- [Required work]:
From the listing below, pull out the lines that hold "Products".

- [Available records]:
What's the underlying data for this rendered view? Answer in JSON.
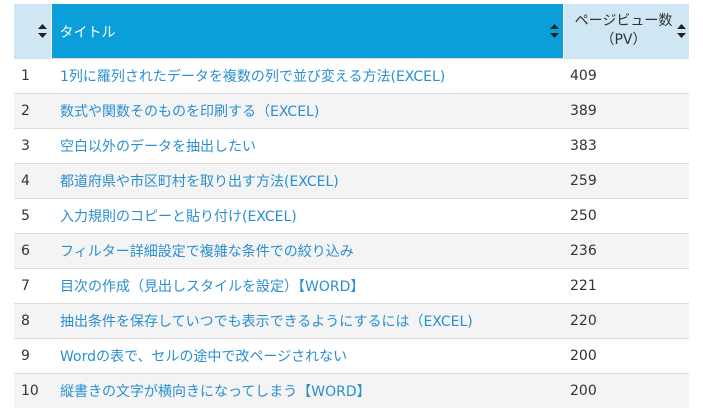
{
  "table": {
    "header": {
      "num": "",
      "title": "タイトル",
      "pv_line1": "ページビュー数",
      "pv_line2": "（PV）"
    },
    "rows": [
      {
        "rank": "1",
        "title": "1列に羅列されたデータを複数の列で並び変える方法(EXCEL)",
        "pv": "409"
      },
      {
        "rank": "2",
        "title": "数式や関数そのものを印刷する（EXCEL)",
        "pv": "389"
      },
      {
        "rank": "3",
        "title": "空白以外のデータを抽出したい",
        "pv": "383"
      },
      {
        "rank": "4",
        "title": "都道府県や市区町村を取り出す方法(EXCEL)",
        "pv": "259"
      },
      {
        "rank": "5",
        "title": "入力規則のコピーと貼り付け(EXCEL)",
        "pv": "250"
      },
      {
        "rank": "6",
        "title": "フィルター詳細設定で複雑な条件での絞り込み",
        "pv": "236"
      },
      {
        "rank": "7",
        "title": "目次の作成（見出しスタイルを設定）【WORD】",
        "pv": "221"
      },
      {
        "rank": "8",
        "title": "抽出条件を保存していつでも表示できるようにするには（EXCEL)",
        "pv": "220"
      },
      {
        "rank": "9",
        "title": "Wordの表で、セルの途中で改ページされない",
        "pv": "200"
      },
      {
        "rank": "10",
        "title": "縦書きの文字が横向きになってしまう【WORD】",
        "pv": "200"
      }
    ]
  },
  "colors": {
    "header_accent": "#0b9fd9",
    "header_light": "#cfe7f4",
    "link": "#2a8fcf",
    "stripe": "#f4f4f4"
  },
  "icons": {
    "sort": "sort-both-icon"
  }
}
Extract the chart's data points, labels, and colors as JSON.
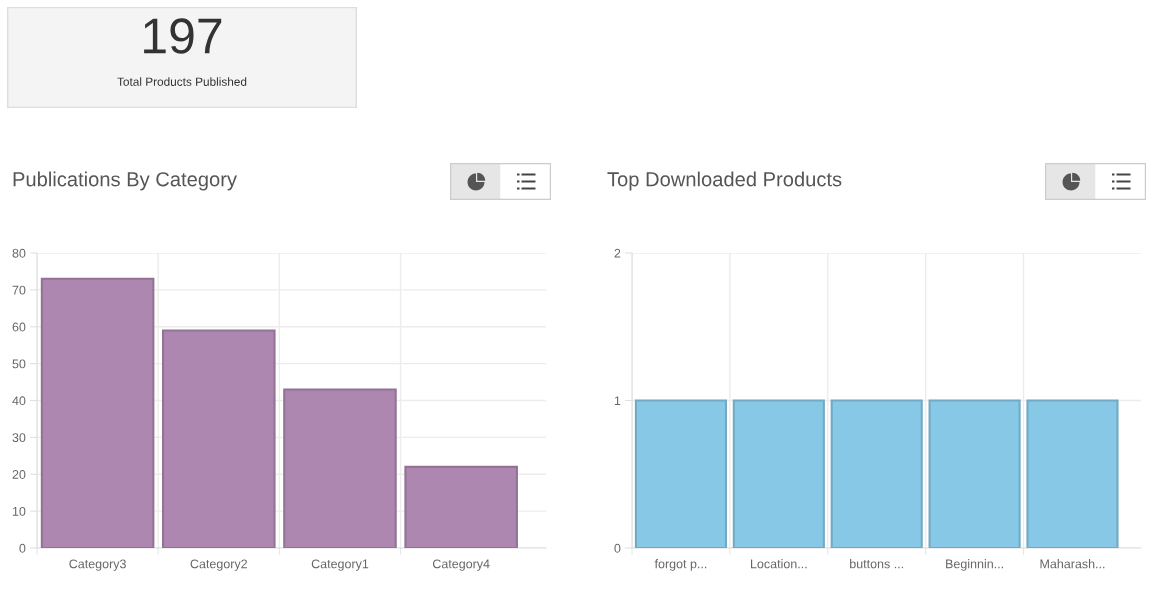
{
  "chart_data": [
    {
      "type": "other",
      "annotations": [
        "197",
        "Total Products Published"
      ]
    },
    {
      "type": "bar",
      "title": "Publications By Category",
      "categories": [
        "Category3",
        "Category2",
        "Category1",
        "Category4"
      ],
      "values": [
        73,
        59,
        43,
        22
      ],
      "color": "#ad87af",
      "ylim": [
        0,
        80
      ],
      "yticks": [
        0,
        10,
        20,
        30,
        40,
        50,
        60,
        70,
        80
      ],
      "grid": true
    },
    {
      "type": "bar",
      "title": "Top Downloaded Products",
      "categories": [
        "forgot p...",
        "Location...",
        "buttons ...",
        "Beginnin...",
        "Maharash..."
      ],
      "values": [
        1,
        1,
        1,
        1,
        1
      ],
      "color": "#86c8e6",
      "ylim": [
        0,
        2
      ],
      "yticks": [
        0,
        1,
        2
      ],
      "grid": true
    }
  ]
}
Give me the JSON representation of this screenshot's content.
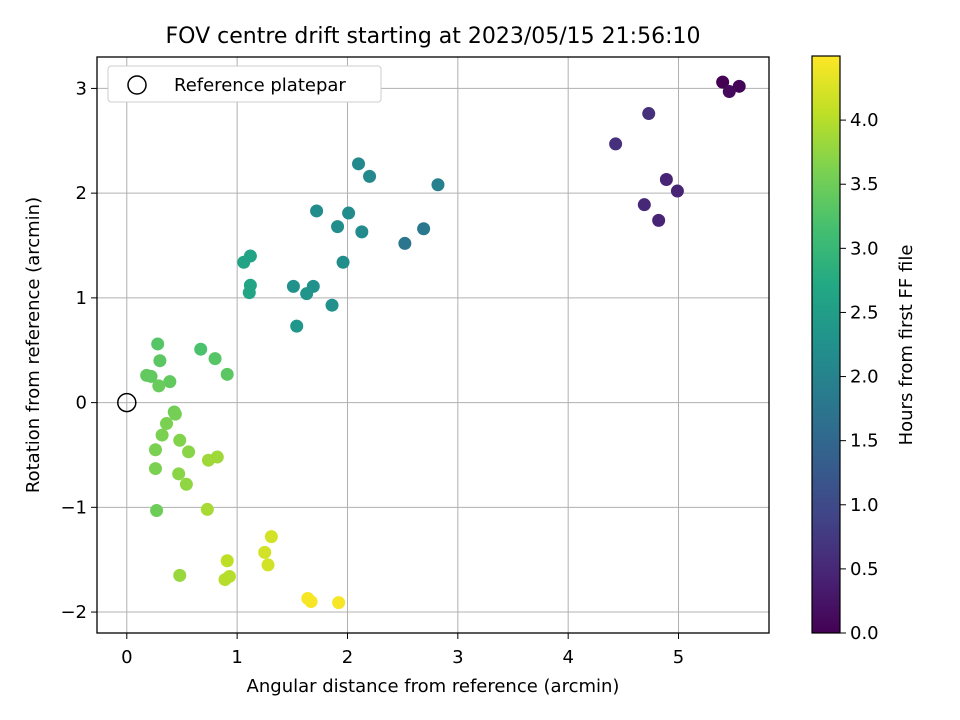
{
  "chart_data": {
    "type": "scatter",
    "title": "FOV centre drift starting at 2023/05/15 21:56:10",
    "xlabel": "Angular distance from reference (arcmin)",
    "ylabel": "Rotation from reference (arcmin)",
    "xlim": [
      -0.27,
      5.82
    ],
    "ylim": [
      -2.2,
      3.3
    ],
    "xticks": [
      "0",
      "1",
      "2",
      "3",
      "4",
      "5"
    ],
    "xtick_values": [
      0,
      1,
      2,
      3,
      4,
      5
    ],
    "yticks": [
      "−2",
      "−1",
      "0",
      "1",
      "2",
      "3"
    ],
    "ytick_values": [
      -2,
      -1,
      0,
      1,
      2,
      3
    ],
    "grid": true,
    "legend": {
      "placement": "top-left",
      "entries": [
        "Reference platepar"
      ]
    },
    "reference_point": {
      "x": 0,
      "y": 0,
      "label": "Reference platepar"
    },
    "colorbar": {
      "label": "Hours from first FF file",
      "colormap": "viridis",
      "range": [
        0,
        4.5
      ],
      "ticks": [
        "0.0",
        "0.5",
        "1.0",
        "1.5",
        "2.0",
        "2.5",
        "3.0",
        "3.5",
        "4.0"
      ],
      "tick_values": [
        0,
        0.5,
        1.0,
        1.5,
        2.0,
        2.5,
        3.0,
        3.5,
        4.0
      ]
    },
    "points": [
      {
        "x": 5.4,
        "y": 3.06,
        "hours": 0.0
      },
      {
        "x": 5.55,
        "y": 3.02,
        "hours": 0.05
      },
      {
        "x": 5.46,
        "y": 2.97,
        "hours": 0.1
      },
      {
        "x": 4.73,
        "y": 2.76,
        "hours": 0.6
      },
      {
        "x": 4.43,
        "y": 2.47,
        "hours": 0.6
      },
      {
        "x": 4.89,
        "y": 2.13,
        "hours": 0.45
      },
      {
        "x": 4.99,
        "y": 2.02,
        "hours": 0.45
      },
      {
        "x": 4.69,
        "y": 1.89,
        "hours": 0.5
      },
      {
        "x": 4.82,
        "y": 1.74,
        "hours": 0.45
      },
      {
        "x": 2.82,
        "y": 2.08,
        "hours": 1.95
      },
      {
        "x": 2.69,
        "y": 1.66,
        "hours": 1.8
      },
      {
        "x": 2.52,
        "y": 1.52,
        "hours": 1.75
      },
      {
        "x": 2.1,
        "y": 2.28,
        "hours": 2.1
      },
      {
        "x": 2.2,
        "y": 2.16,
        "hours": 2.1
      },
      {
        "x": 1.72,
        "y": 1.83,
        "hours": 2.2
      },
      {
        "x": 2.01,
        "y": 1.81,
        "hours": 2.15
      },
      {
        "x": 1.91,
        "y": 1.68,
        "hours": 2.2
      },
      {
        "x": 2.13,
        "y": 1.63,
        "hours": 2.15
      },
      {
        "x": 1.96,
        "y": 1.34,
        "hours": 2.2
      },
      {
        "x": 1.51,
        "y": 1.11,
        "hours": 2.25
      },
      {
        "x": 1.69,
        "y": 1.11,
        "hours": 2.25
      },
      {
        "x": 1.63,
        "y": 1.04,
        "hours": 2.3
      },
      {
        "x": 1.86,
        "y": 0.93,
        "hours": 2.25
      },
      {
        "x": 1.54,
        "y": 0.73,
        "hours": 2.35
      },
      {
        "x": 1.12,
        "y": 1.4,
        "hours": 2.6
      },
      {
        "x": 1.06,
        "y": 1.34,
        "hours": 2.6
      },
      {
        "x": 1.12,
        "y": 1.12,
        "hours": 2.65
      },
      {
        "x": 1.11,
        "y": 1.05,
        "hours": 2.65
      },
      {
        "x": 0.28,
        "y": 0.56,
        "hours": 3.3
      },
      {
        "x": 0.67,
        "y": 0.51,
        "hours": 3.2
      },
      {
        "x": 0.8,
        "y": 0.42,
        "hours": 3.3
      },
      {
        "x": 0.3,
        "y": 0.4,
        "hours": 3.35
      },
      {
        "x": 0.91,
        "y": 0.27,
        "hours": 3.35
      },
      {
        "x": 0.18,
        "y": 0.26,
        "hours": 3.4
      },
      {
        "x": 0.22,
        "y": 0.25,
        "hours": 3.4
      },
      {
        "x": 0.39,
        "y": 0.2,
        "hours": 3.4
      },
      {
        "x": 0.29,
        "y": 0.16,
        "hours": 3.45
      },
      {
        "x": 0.43,
        "y": -0.09,
        "hours": 3.5
      },
      {
        "x": 0.44,
        "y": -0.11,
        "hours": 3.55
      },
      {
        "x": 0.36,
        "y": -0.2,
        "hours": 3.6
      },
      {
        "x": 0.32,
        "y": -0.31,
        "hours": 3.6
      },
      {
        "x": 0.48,
        "y": -0.36,
        "hours": 3.65
      },
      {
        "x": 0.26,
        "y": -0.45,
        "hours": 3.6
      },
      {
        "x": 0.56,
        "y": -0.47,
        "hours": 3.7
      },
      {
        "x": 0.82,
        "y": -0.52,
        "hours": 3.85
      },
      {
        "x": 0.74,
        "y": -0.55,
        "hours": 3.85
      },
      {
        "x": 0.26,
        "y": -0.63,
        "hours": 3.6
      },
      {
        "x": 0.47,
        "y": -0.68,
        "hours": 3.7
      },
      {
        "x": 0.54,
        "y": -0.78,
        "hours": 3.75
      },
      {
        "x": 0.27,
        "y": -1.03,
        "hours": 3.5
      },
      {
        "x": 0.73,
        "y": -1.02,
        "hours": 3.9
      },
      {
        "x": 1.31,
        "y": -1.28,
        "hours": 4.2
      },
      {
        "x": 1.25,
        "y": -1.43,
        "hours": 4.2
      },
      {
        "x": 0.91,
        "y": -1.51,
        "hours": 4.05
      },
      {
        "x": 1.28,
        "y": -1.55,
        "hours": 4.2
      },
      {
        "x": 0.48,
        "y": -1.65,
        "hours": 3.8
      },
      {
        "x": 0.93,
        "y": -1.66,
        "hours": 4.0
      },
      {
        "x": 0.89,
        "y": -1.69,
        "hours": 4.0
      },
      {
        "x": 1.64,
        "y": -1.87,
        "hours": 4.45
      },
      {
        "x": 1.67,
        "y": -1.9,
        "hours": 4.45
      },
      {
        "x": 1.92,
        "y": -1.91,
        "hours": 4.45
      }
    ]
  }
}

- [Reply to the exercise]:
        "Total Products Published"
      "title": "Top Downloaded Products",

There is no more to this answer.